- Task instructions -
In the records below, count each line where the word "Инфа" appears, and reply with that number only.

Data shown below:

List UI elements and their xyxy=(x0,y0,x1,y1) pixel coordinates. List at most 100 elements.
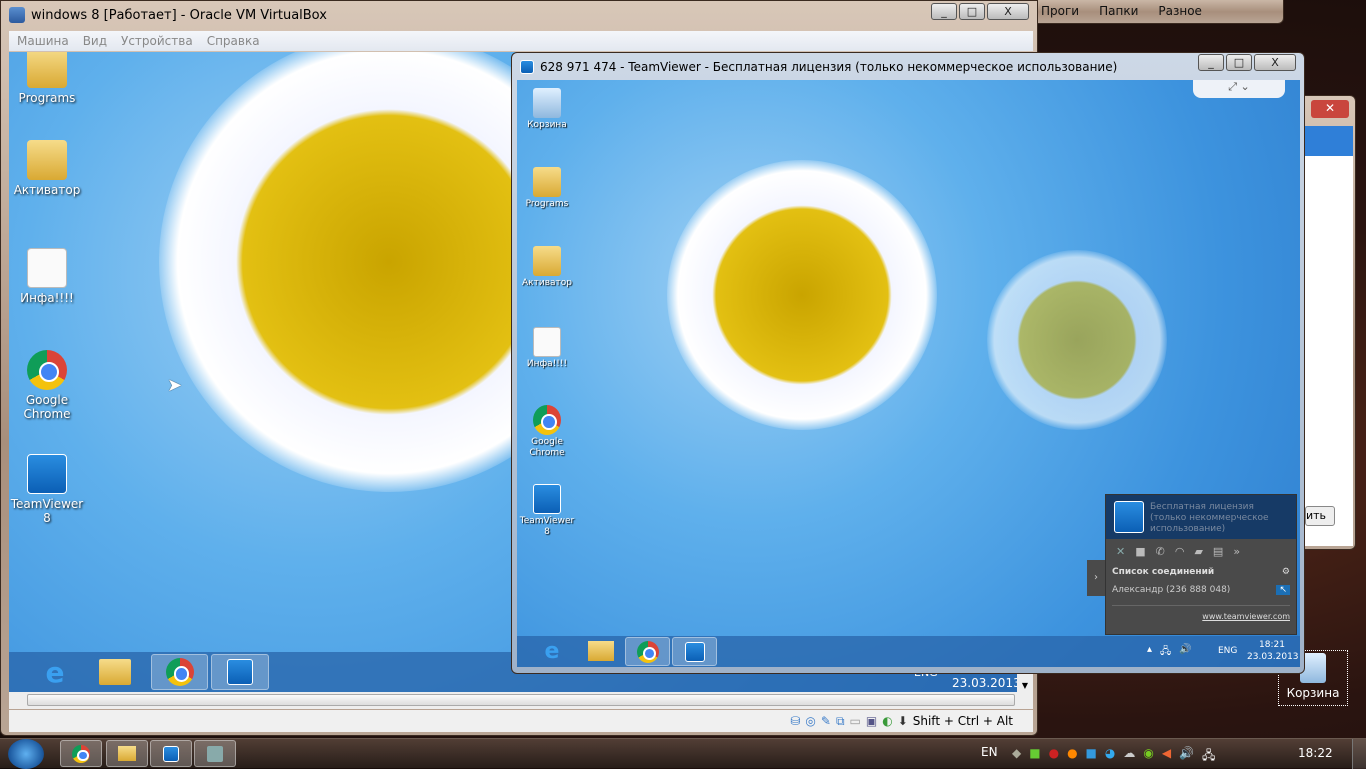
desktop-icon-programs[interactable]: Programs xyxy=(9,52,85,105)
status-bar: ⛁ ◎ ✎ ⧉ ▭ ▣ ◐ ⬇ Shift + Ctrl + Alt xyxy=(9,710,1033,732)
remote-toolbar-toggle[interactable]: ⤢ ⌄ xyxy=(1193,80,1285,98)
network-icon[interactable]: 🖧 xyxy=(1160,644,1171,661)
optical-drive-icon[interactable]: ◎ xyxy=(805,714,815,728)
taskbar-teamviewer[interactable] xyxy=(672,637,717,666)
host-key-label: Shift + Ctrl + Alt xyxy=(912,714,1013,728)
menu-help[interactable]: Справка xyxy=(207,34,260,48)
host-explorer-window: Проги Папки Разное xyxy=(1030,0,1284,24)
pointer-icon[interactable]: ↖ xyxy=(1276,585,1290,595)
close-button[interactable]: X xyxy=(987,3,1029,20)
side-window-button[interactable]: ить xyxy=(1305,506,1335,526)
video-icon[interactable]: ■ xyxy=(1135,545,1145,558)
tray-orange-icon[interactable]: ● xyxy=(1067,746,1077,767)
teamviewer-icon xyxy=(533,484,561,514)
guest-date: 23.03.2013 xyxy=(952,676,1017,690)
shared-folders-icon[interactable]: ▭ xyxy=(850,714,861,728)
hard-disk-icon[interactable]: ⛁ xyxy=(790,714,800,728)
host-clock[interactable]: 18:22 xyxy=(1298,746,1333,760)
tray-cloud-icon[interactable]: ☁ xyxy=(1123,746,1135,767)
tray-teamviewer-icon[interactable]: ■ xyxy=(1086,746,1097,767)
close-button[interactable]: X xyxy=(1254,54,1296,71)
mouse-cursor-icon: ➤ xyxy=(167,375,183,396)
network-icon[interactable]: ⧉ xyxy=(836,714,845,729)
chrome-icon xyxy=(636,640,659,663)
remote-lang[interactable]: ENG xyxy=(1218,646,1237,656)
tray-antivirus-icon[interactable]: ● xyxy=(1049,746,1059,767)
chat-icon[interactable]: ▰ xyxy=(1194,545,1202,558)
start-button[interactable] xyxy=(8,739,44,769)
connections-header[interactable]: Список соединений xyxy=(1112,567,1214,577)
chrome-icon xyxy=(72,744,90,763)
volume-icon[interactable]: 🔊 xyxy=(1179,644,1191,661)
show-hidden-icons[interactable]: ▴ xyxy=(1147,644,1152,661)
teamviewer-icon xyxy=(684,641,705,662)
tray-update-icon[interactable]: ◕ xyxy=(1105,746,1115,767)
ie-icon[interactable]: e xyxy=(37,654,73,690)
toolbar-raznoe[interactable]: Разное xyxy=(1158,4,1202,18)
network-icon[interactable]: 🖧 xyxy=(1202,746,1215,767)
host-lang[interactable]: EN xyxy=(981,745,998,759)
virtualization-icon[interactable]: ◐ xyxy=(882,714,892,728)
remote-icon-info[interactable]: Инфа!!!! xyxy=(518,327,576,370)
remote-screen[interactable]: ⤢ ⌄ Корзина Programs Активатор Инфа!!!! … xyxy=(517,80,1300,667)
window-title: windows 8 [Работает] - Oracle VM Virtual… xyxy=(31,8,327,23)
host-taskbar-chrome[interactable] xyxy=(60,740,102,767)
maximize-button[interactable]: □ xyxy=(959,3,985,20)
explorer-icon[interactable] xyxy=(99,659,131,685)
more-icon[interactable]: » xyxy=(1233,545,1240,558)
tray-app-icon[interactable]: ◆ xyxy=(1012,746,1021,767)
host-taskbar-virtualbox[interactable] xyxy=(194,740,236,767)
toolbar-papki[interactable]: Папки xyxy=(1099,4,1138,18)
settings-gear-icon[interactable]: ⚙ xyxy=(1282,567,1290,577)
remote-icon-teamviewer[interactable]: TeamViewer 8 xyxy=(518,484,576,538)
menu-view[interactable]: Вид xyxy=(83,34,107,48)
connection-entry[interactable]: Александр (236 888 048) xyxy=(1112,585,1230,595)
usb-icon[interactable]: ✎ xyxy=(821,714,831,728)
volume-icon[interactable]: 🔊 xyxy=(1179,746,1194,767)
toolbar-progi[interactable]: Проги xyxy=(1041,4,1079,18)
horizontal-scrollbar[interactable] xyxy=(9,692,1033,709)
desktop-icon-chrome[interactable]: Google Chrome xyxy=(9,350,85,421)
recycle-bin-label: Корзина xyxy=(1286,686,1340,700)
show-desktop-button[interactable] xyxy=(1352,739,1366,769)
remote-clock[interactable]: 18:21 23.03.2013 xyxy=(1247,639,1299,663)
host-taskbar-explorer[interactable] xyxy=(106,740,148,767)
desktop-icon-info[interactable]: Инфа!!!! xyxy=(9,248,85,305)
keyboard-capture-icon[interactable]: ⬇ xyxy=(898,714,908,728)
teamviewer-window: 628 971 474 - TeamViewer - Бесплатная ли… xyxy=(511,52,1305,674)
ie-icon[interactable]: e xyxy=(537,637,567,666)
minimize-button[interactable]: _ xyxy=(931,3,957,20)
menu-machine[interactable]: Машина xyxy=(17,34,69,48)
explorer-icon[interactable] xyxy=(588,641,614,661)
desktop-icon-teamviewer[interactable]: TeamViewer 8 xyxy=(9,454,85,525)
close-icon[interactable]: ✕ xyxy=(1311,100,1349,118)
teamviewer-icon xyxy=(227,659,253,685)
tray-nvidia-icon[interactable]: ◉ xyxy=(1143,746,1153,767)
close-session-icon[interactable]: ✕ xyxy=(1116,545,1125,558)
teamviewer-icon xyxy=(163,745,179,762)
remote-icon-activator[interactable]: Активатор xyxy=(518,246,576,289)
maximize-button[interactable]: □ xyxy=(1226,54,1252,71)
panel-collapse-arrow-icon[interactable]: › xyxy=(1087,560,1105,596)
taskbar-chrome[interactable] xyxy=(151,654,208,690)
daisy-wallpaper xyxy=(667,160,937,430)
remote-icon-programs[interactable]: Programs xyxy=(518,167,576,210)
taskbar-chrome[interactable] xyxy=(625,637,670,666)
headset-icon[interactable]: ◠ xyxy=(1175,545,1185,558)
remote-icon-recycle-bin[interactable]: Корзина xyxy=(518,88,576,131)
menu-devices[interactable]: Устройства xyxy=(121,34,193,48)
teamviewer-link[interactable]: www.teamviewer.com xyxy=(1106,612,1296,621)
host-taskbar: EN ◆ ■ ● ● ■ ◕ ☁ ◉ ◀ 🔊 🖧 18:22 xyxy=(0,738,1366,769)
tray-speaker-red-icon[interactable]: ◀ xyxy=(1162,746,1171,767)
teamviewer-icon xyxy=(520,60,534,74)
voip-icon[interactable]: ✆ xyxy=(1156,545,1165,558)
taskbar-teamviewer[interactable] xyxy=(211,654,269,690)
host-taskbar-teamviewer[interactable] xyxy=(150,740,192,767)
files-icon[interactable]: ▤ xyxy=(1213,545,1223,558)
chrome-icon xyxy=(165,658,194,686)
remote-icon-chrome[interactable]: Google Chrome xyxy=(518,405,576,459)
vrde-icon[interactable]: ▣ xyxy=(866,714,877,728)
tray-check-icon[interactable]: ■ xyxy=(1029,746,1040,767)
desktop-icon-activator[interactable]: Активатор xyxy=(9,140,85,197)
minimize-button[interactable]: _ xyxy=(1198,54,1224,71)
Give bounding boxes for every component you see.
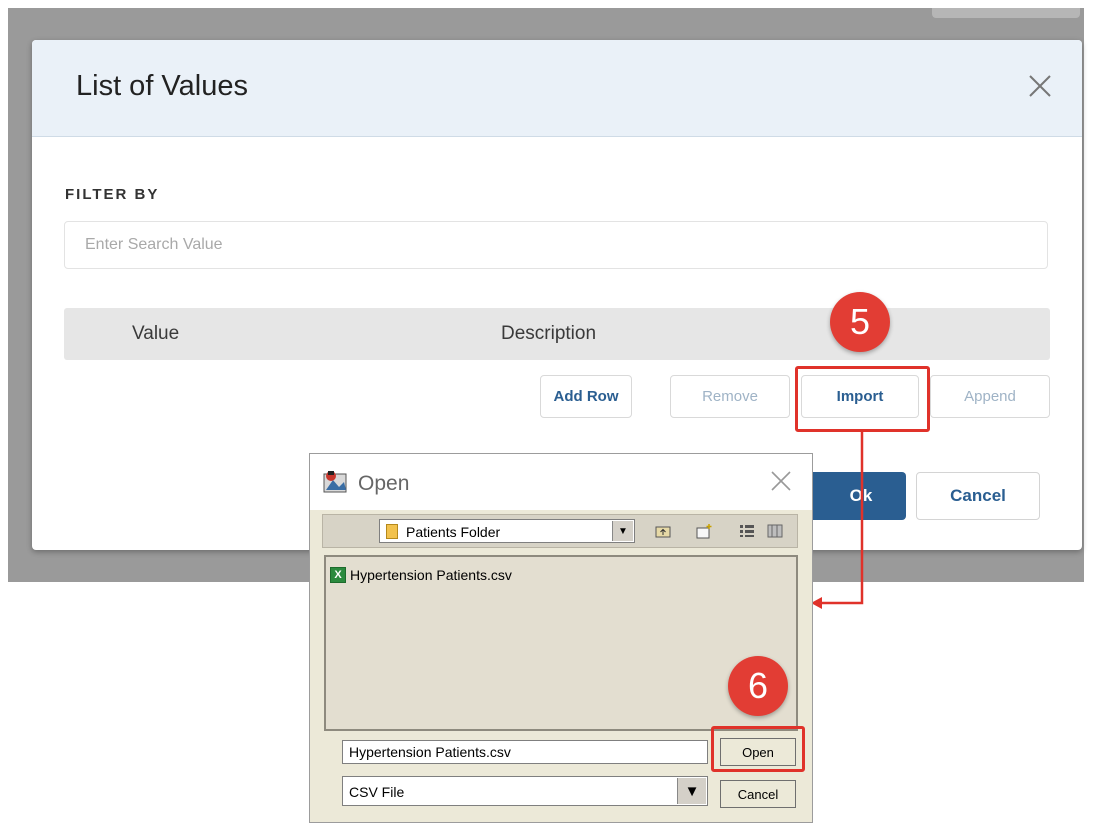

End of Data shown.

- Result of this exercise -
3